■ THE DATA:

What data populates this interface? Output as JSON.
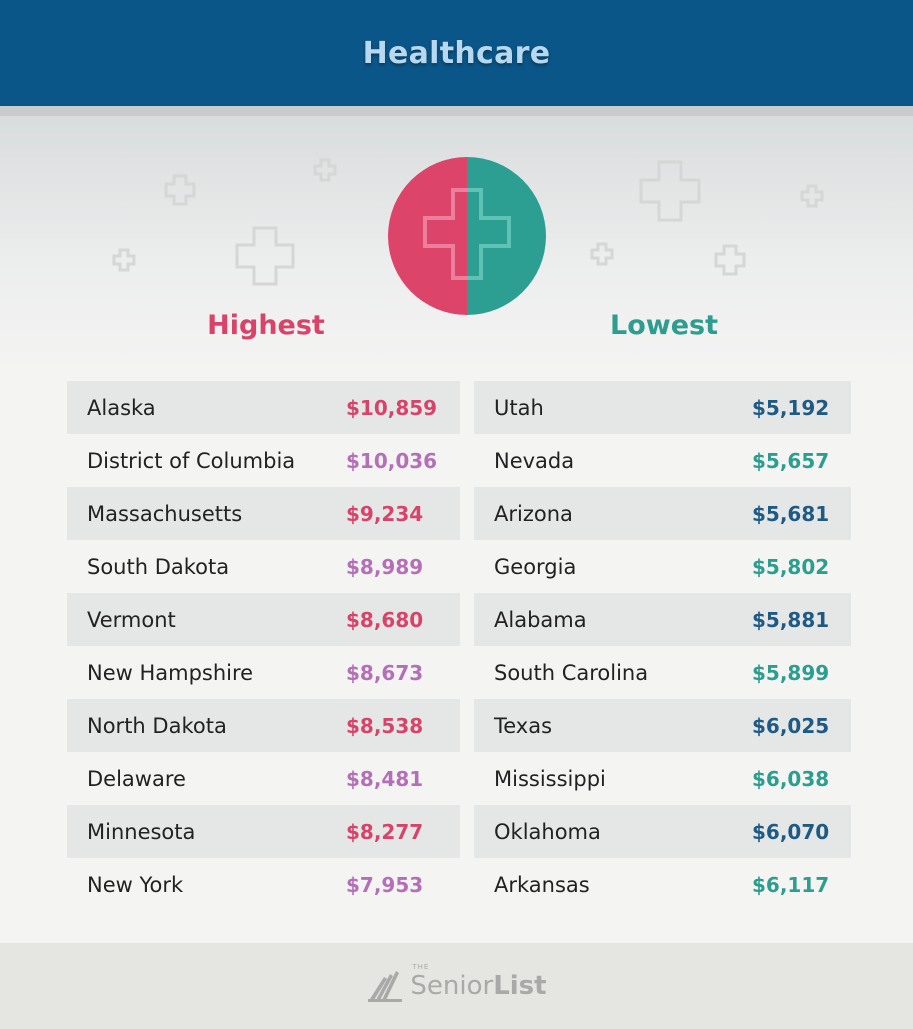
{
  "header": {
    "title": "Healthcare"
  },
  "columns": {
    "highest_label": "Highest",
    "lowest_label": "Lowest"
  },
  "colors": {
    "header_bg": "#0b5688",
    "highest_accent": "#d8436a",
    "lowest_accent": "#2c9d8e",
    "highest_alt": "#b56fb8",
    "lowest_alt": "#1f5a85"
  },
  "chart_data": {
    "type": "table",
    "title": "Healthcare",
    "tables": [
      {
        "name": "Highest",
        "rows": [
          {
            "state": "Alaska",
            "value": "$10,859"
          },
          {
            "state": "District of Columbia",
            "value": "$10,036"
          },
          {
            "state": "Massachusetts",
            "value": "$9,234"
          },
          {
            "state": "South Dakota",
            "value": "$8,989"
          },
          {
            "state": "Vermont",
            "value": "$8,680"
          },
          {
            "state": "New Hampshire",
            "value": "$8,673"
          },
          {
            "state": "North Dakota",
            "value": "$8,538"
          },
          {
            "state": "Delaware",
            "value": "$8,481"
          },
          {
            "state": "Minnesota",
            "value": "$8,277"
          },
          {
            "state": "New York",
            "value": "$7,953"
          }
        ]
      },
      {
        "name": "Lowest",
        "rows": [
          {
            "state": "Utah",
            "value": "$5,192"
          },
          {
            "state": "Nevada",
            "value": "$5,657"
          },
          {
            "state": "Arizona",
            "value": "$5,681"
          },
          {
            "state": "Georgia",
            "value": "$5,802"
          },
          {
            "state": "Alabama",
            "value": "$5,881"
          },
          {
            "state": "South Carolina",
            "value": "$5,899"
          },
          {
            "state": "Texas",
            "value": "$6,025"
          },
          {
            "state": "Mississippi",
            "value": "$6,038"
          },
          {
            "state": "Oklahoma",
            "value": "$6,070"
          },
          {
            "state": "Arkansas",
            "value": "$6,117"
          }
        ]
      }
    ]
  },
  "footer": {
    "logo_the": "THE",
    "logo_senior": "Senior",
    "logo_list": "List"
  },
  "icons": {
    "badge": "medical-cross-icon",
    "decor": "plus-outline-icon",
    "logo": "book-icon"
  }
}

■ THE PROBLEM: Copy out each line of the records that holds the string "Healthcare".

■ FULL ANSWER:
    "title": "Healthcare"
    "title": "Healthcare",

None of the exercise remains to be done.